Entries shown start
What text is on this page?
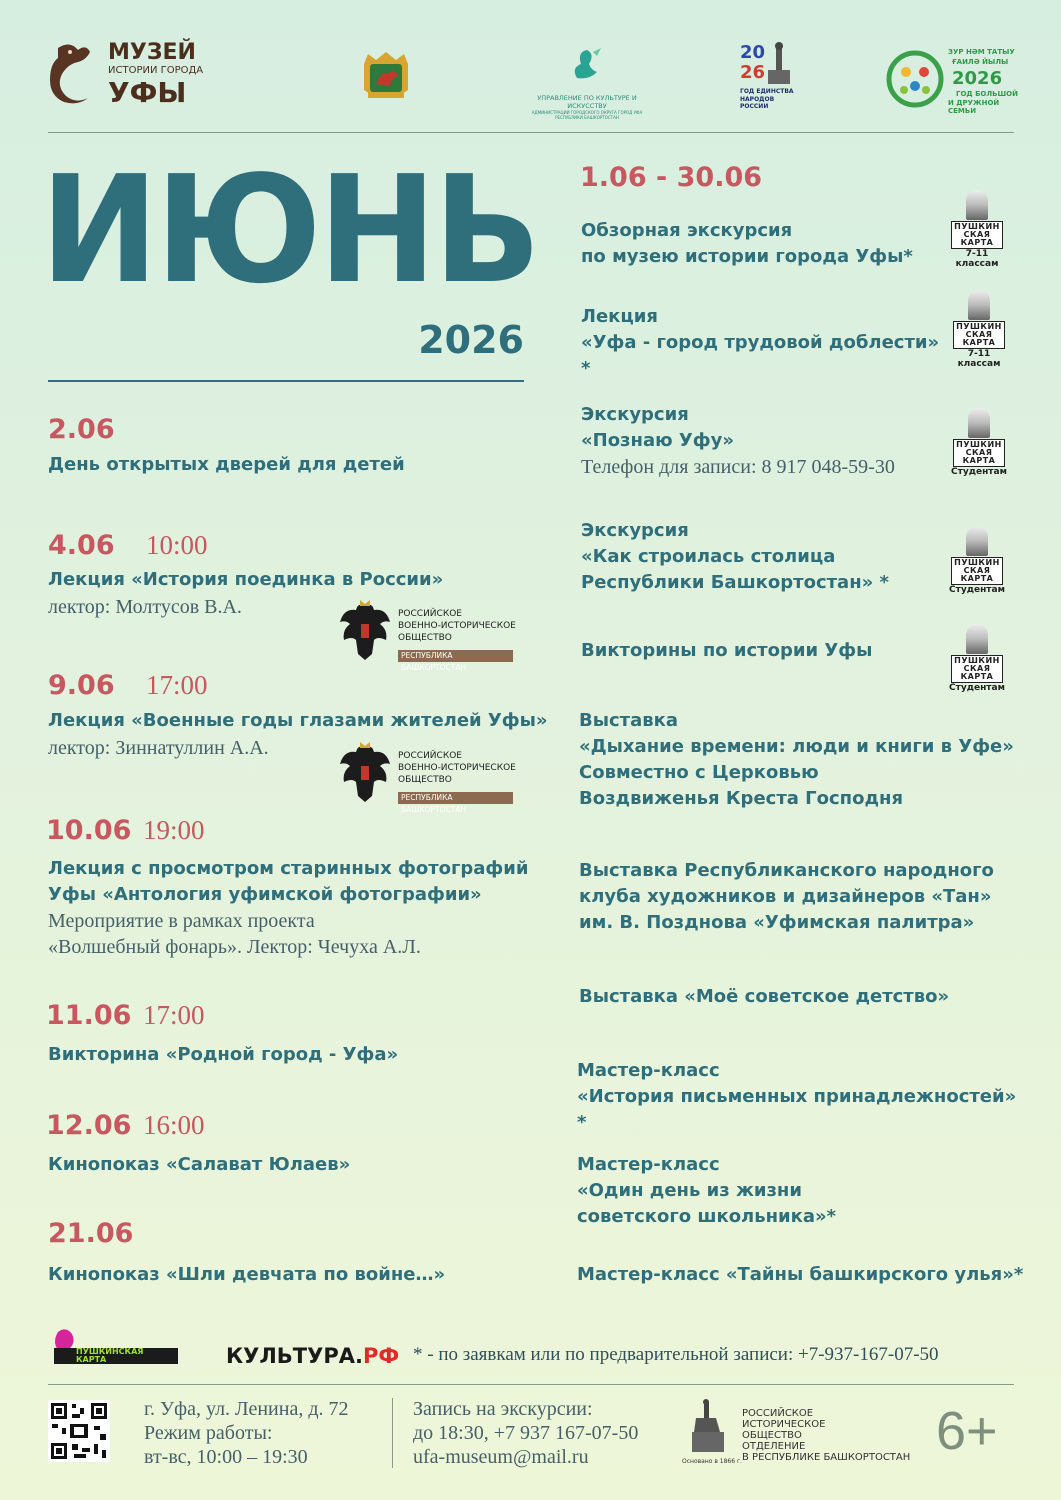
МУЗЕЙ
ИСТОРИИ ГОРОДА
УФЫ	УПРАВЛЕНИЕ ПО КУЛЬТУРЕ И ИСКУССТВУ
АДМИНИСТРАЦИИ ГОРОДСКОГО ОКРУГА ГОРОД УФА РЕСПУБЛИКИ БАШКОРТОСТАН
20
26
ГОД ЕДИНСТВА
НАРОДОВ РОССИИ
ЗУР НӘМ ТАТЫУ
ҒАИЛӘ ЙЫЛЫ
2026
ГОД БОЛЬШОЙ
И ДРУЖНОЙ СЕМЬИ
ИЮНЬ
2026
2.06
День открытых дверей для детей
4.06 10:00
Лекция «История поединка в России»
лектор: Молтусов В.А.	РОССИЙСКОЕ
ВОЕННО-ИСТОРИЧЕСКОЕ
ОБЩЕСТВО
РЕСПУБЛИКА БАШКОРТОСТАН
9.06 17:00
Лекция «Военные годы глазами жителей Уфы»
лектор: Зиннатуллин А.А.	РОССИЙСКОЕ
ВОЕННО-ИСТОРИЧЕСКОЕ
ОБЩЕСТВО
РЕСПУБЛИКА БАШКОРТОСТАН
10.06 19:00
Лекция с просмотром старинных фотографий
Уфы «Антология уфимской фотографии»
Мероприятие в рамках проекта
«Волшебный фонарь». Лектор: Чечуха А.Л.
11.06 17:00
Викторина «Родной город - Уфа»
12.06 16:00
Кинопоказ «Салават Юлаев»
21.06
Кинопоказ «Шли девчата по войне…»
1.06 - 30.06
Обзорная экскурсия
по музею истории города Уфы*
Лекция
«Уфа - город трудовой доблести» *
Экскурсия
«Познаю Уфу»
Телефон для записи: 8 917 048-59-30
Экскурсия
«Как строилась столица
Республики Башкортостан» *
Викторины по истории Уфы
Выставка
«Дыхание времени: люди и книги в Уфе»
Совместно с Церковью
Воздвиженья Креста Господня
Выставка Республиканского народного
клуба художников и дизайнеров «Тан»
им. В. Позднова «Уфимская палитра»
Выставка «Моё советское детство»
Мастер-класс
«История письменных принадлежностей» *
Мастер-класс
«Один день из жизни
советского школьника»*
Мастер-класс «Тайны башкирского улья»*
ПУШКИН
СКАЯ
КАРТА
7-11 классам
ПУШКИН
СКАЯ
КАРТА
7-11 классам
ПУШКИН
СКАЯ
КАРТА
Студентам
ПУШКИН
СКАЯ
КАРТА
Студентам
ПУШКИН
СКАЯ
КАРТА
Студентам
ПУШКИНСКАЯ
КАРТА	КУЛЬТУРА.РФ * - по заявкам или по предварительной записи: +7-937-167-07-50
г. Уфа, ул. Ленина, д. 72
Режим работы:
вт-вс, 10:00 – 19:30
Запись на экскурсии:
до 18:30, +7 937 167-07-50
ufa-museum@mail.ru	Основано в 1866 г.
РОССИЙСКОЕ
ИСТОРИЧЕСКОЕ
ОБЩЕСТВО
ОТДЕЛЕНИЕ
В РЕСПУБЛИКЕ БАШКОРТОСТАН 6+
Entries shown end
**Exercise description**:
Go through the data above and transcribe it in full, omitting any image.

**Written answer**:
What text is on this page?
МУЗЕЙ
ИСТОРИИ ГОРОДА
УФЫ	УПРАВЛЕНИЕ ПО КУЛЬТУРЕ И ИСКУССТВУ
АДМИНИСТРАЦИИ ГОРОДСКОГО ОКРУГА ГОРОД УФА РЕСПУБЛИКИ БАШКОРТОСТАН
20
26
ГОД ЕДИНСТВА
НАРОДОВ РОССИИ
ЗУР НӘМ ТАТЫУ
ҒАИЛӘ ЙЫЛЫ
2026
ГОД БОЛЬШОЙ
И ДРУЖНОЙ СЕМЬИ
ИЮНЬ
2026
2.06
День открытых дверей для детей
4.06 10:00
Лекция «История поединка в России»
лектор: Молтусов В.А.	РОССИЙСКОЕ
ВОЕННО-ИСТОРИЧЕСКОЕ
ОБЩЕСТВО
РЕСПУБЛИКА БАШКОРТОСТАН
9.06 17:00
Лекция «Военные годы глазами жителей Уфы»
лектор: Зиннатуллин А.А.	РОССИЙСКОЕ
ВОЕННО-ИСТОРИЧЕСКОЕ
ОБЩЕСТВО
РЕСПУБЛИКА БАШКОРТОСТАН
10.06 19:00
Лекция с просмотром старинных фотографий
Уфы «Антология уфимской фотографии»
Мероприятие в рамках проекта
«Волшебный фонарь». Лектор: Чечуха А.Л.
11.06 17:00
Викторина «Родной город - Уфа»
12.06 16:00
Кинопоказ «Салават Юлаев»
21.06
Кинопоказ «Шли девчата по войне…»
1.06 - 30.06
Обзорная экскурсия
по музею истории города Уфы*
Лекция
«Уфа - город трудовой доблести» *
Экскурсия
«Познаю Уфу»
Телефон для записи: 8 917 048-59-30
Экскурсия
«Как строилась столица
Республики Башкортостан» *
Викторины по истории Уфы
Выставка
«Дыхание времени: люди и книги в Уфе»
Совместно с Церковью
Воздвиженья Креста Господня
Выставка Республиканского народного
клуба художников и дизайнеров «Тан»
им. В. Позднова «Уфимская палитра»
Выставка «Моё советское детство»
Мастер-класс
«История письменных принадлежностей» *
Мастер-класс
«Один день из жизни
советского школьника»*
Мастер-класс «Тайны башкирского улья»*
ПУШКИН
СКАЯ
КАРТА
7-11 классам
ПУШКИН
СКАЯ
КАРТА
7-11 классам
ПУШКИН
СКАЯ
КАРТА
Студентам
ПУШКИН
СКАЯ
КАРТА
Студентам
ПУШКИН
СКАЯ
КАРТА
Студентам
ПУШКИНСКАЯ
КАРТА	КУЛЬТУРА.РФ * - по заявкам или по предварительной записи: +7-937-167-07-50
г. Уфа, ул. Ленина, д. 72
Режим работы:
вт-вс, 10:00 – 19:30
Запись на экскурсии:
до 18:30, +7 937 167-07-50
ufa-museum@mail.ru	Основано в 1866 г.
РОССИЙСКОЕ
ИСТОРИЧЕСКОЕ
ОБЩЕСТВО
ОТДЕЛЕНИЕ
В РЕСПУБЛИКЕ БАШКОРТОСТАН 6+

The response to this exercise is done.